DATA EXCERPTS:
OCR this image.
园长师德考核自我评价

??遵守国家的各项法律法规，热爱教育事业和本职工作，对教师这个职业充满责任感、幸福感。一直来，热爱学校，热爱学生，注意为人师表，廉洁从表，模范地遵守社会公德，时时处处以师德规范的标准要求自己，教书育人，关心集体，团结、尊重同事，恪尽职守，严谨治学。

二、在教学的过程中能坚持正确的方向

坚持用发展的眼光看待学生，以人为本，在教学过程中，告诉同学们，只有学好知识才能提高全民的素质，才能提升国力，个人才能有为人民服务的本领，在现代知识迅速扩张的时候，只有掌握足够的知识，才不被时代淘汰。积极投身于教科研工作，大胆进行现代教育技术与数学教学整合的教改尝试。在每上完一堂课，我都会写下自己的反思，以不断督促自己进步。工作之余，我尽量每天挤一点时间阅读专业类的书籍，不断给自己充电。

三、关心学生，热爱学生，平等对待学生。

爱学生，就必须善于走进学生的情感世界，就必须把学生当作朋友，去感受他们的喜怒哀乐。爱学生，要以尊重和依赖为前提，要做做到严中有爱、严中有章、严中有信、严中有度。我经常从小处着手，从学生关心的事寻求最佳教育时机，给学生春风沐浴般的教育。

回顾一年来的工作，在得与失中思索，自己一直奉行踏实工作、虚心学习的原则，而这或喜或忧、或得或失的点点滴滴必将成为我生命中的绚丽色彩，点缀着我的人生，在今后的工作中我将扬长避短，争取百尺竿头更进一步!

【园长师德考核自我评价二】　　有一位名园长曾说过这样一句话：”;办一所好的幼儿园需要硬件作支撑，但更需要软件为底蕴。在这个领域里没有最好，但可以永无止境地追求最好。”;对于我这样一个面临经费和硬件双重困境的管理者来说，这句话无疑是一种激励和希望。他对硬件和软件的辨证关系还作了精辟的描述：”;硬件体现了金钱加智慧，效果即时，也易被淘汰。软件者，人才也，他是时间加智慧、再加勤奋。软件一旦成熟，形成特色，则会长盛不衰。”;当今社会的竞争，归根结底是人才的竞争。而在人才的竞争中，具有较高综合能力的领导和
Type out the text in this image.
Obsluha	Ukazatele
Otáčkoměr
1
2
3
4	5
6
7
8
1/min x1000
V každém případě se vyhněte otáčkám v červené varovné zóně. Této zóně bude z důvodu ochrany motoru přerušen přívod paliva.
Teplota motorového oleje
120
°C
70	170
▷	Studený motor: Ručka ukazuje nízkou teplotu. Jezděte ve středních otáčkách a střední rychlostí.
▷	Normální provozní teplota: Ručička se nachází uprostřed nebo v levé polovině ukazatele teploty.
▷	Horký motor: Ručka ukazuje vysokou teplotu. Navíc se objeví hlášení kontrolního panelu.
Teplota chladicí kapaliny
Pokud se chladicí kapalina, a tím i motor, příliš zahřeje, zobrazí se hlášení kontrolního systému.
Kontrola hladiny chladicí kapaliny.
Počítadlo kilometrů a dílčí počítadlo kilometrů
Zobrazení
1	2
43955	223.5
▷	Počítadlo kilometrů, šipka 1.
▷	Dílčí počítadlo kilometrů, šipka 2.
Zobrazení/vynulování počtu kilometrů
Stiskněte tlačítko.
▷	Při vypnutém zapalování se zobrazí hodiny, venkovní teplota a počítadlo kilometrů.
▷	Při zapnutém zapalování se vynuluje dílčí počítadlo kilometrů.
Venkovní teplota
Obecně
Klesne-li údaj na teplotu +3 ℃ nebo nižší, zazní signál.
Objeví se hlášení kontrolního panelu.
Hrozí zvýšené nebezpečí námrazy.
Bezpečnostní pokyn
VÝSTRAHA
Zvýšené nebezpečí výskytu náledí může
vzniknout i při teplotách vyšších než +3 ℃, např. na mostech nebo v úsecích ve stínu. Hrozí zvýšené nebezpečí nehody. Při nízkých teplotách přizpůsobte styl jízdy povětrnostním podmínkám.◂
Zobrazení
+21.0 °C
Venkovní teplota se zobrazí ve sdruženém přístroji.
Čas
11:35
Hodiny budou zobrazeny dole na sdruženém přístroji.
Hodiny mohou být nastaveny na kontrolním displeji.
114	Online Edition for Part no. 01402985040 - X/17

EXERCISE DETAILS:
Reproduce the material in full, with no word added or dropped.

RESULT OF THE EXERCISE:
OCR this image.
园长师德考核自我评价

??遵守国家的各项法律法规，热爱教育事业和本职工作，对教师这个职业充满责任感、幸福感。一直来，热爱学校，热爱学生，注意为人师表，廉洁从表，模范地遵守社会公德，时时处处以师德规范的标准要求自己，教书育人，关心集体，团结、尊重同事，恪尽职守，严谨治学。

二、在教学的过程中能坚持正确的方向

坚持用发展的眼光看待学生，以人为本，在教学过程中，告诉同学们，只有学好知识才能提高全民的素质，才能提升国力，个人才能有为人民服务的本领，在现代知识迅速扩张的时候，只有掌握足够的知识，才不被时代淘汰。积极投身于教科研工作，大胆进行现代教育技术与数学教学整合的教改尝试。在每上完一堂课，我都会写下自己的反思，以不断督促自己进步。工作之余，我尽量每天挤一点时间阅读专业类的书籍，不断给自己充电。

三、关心学生，热爱学生，平等对待学生。

爱学生，就必须善于走进学生的情感世界，就必须把学生当作朋友，去感受他们的喜怒哀乐。爱学生，要以尊重和依赖为前提，要做做到严中有爱、严中有章、严中有信、严中有度。我经常从小处着手，从学生关心的事寻求最佳教育时机，给学生春风沐浴般的教育。

回顾一年来的工作，在得与失中思索，自己一直奉行踏实工作、虚心学习的原则，而这或喜或忧、或得或失的点点滴滴必将成为我生命中的绚丽色彩，点缀着我的人生，在今后的工作中我将扬长避短，争取百尺竿头更进一步!

【园长师德考核自我评价二】　　有一位名园长曾说过这样一句话：”;办一所好的幼儿园需要硬件作支撑，但更需要软件为底蕴。在这个领域里没有最好，但可以永无止境地追求最好。”;对于我这样一个面临经费和硬件双重困境的管理者来说，这句话无疑是一种激励和希望。他对硬件和软件的辨证关系还作了精辟的描述：”;硬件体现了金钱加智慧，效果即时，也易被淘汰。软件者，人才也，他是时间加智慧、再加勤奋。软件一旦成熟，形成特色，则会长盛不衰。”;当今社会的竞争，归根结底是人才的竞争。而在人才的竞争中，具有较高综合能力的领导和
Type out the text in this image.
Obsluha	Ukazatele
Otáčkoměr
1
2
3
4	5
6
7
8
1/min x1000
V každém případě se vyhněte otáčkám v červené varovné zóně. Této zóně bude z důvodu ochrany motoru přerušen přívod paliva.
Teplota motorového oleje
120
°C
70	170
▷	Studený motor: Ručka ukazuje nízkou teplotu. Jezděte ve středních otáčkách a střední rychlostí.
▷	Normální provozní teplota: Ručička se nachází uprostřed nebo v levé polovině ukazatele teploty.
▷	Horký motor: Ručka ukazuje vysokou teplotu. Navíc se objeví hlášení kontrolního panelu.
Teplota chladicí kapaliny
Pokud se chladicí kapalina, a tím i motor, příliš zahřeje, zobrazí se hlášení kontrolního systému.
Kontrola hladiny chladicí kapaliny.
Počítadlo kilometrů a dílčí počítadlo kilometrů
Zobrazení
1	2
43955	223.5
▷	Počítadlo kilometrů, šipka 1.
▷	Dílčí počítadlo kilometrů, šipka 2.
Zobrazení/vynulování počtu kilometrů
Stiskněte tlačítko.
▷	Při vypnutém zapalování se zobrazí hodiny, venkovní teplota a počítadlo kilometrů.
▷	Při zapnutém zapalování se vynuluje dílčí počítadlo kilometrů.
Venkovní teplota
Obecně
Klesne-li údaj na teplotu +3 ℃ nebo nižší, zazní signál.
Objeví se hlášení kontrolního panelu.
Hrozí zvýšené nebezpečí námrazy.
Bezpečnostní pokyn
VÝSTRAHA
Zvýšené nebezpečí výskytu náledí může
vzniknout i při teplotách vyšších než +3 ℃, např. na mostech nebo v úsecích ve stínu. Hrozí zvýšené nebezpečí nehody. Při nízkých teplotách přizpůsobte styl jízdy povětrnostním podmínkám.◂
Zobrazení
+21.0 °C
Venkovní teplota se zobrazí ve sdruženém přístroji.
Čas
11:35
Hodiny budou zobrazeny dole na sdruženém přístroji.
Hodiny mohou být nastaveny na kontrolním displeji.
114	Online Edition for Part no. 01402985040 - X/17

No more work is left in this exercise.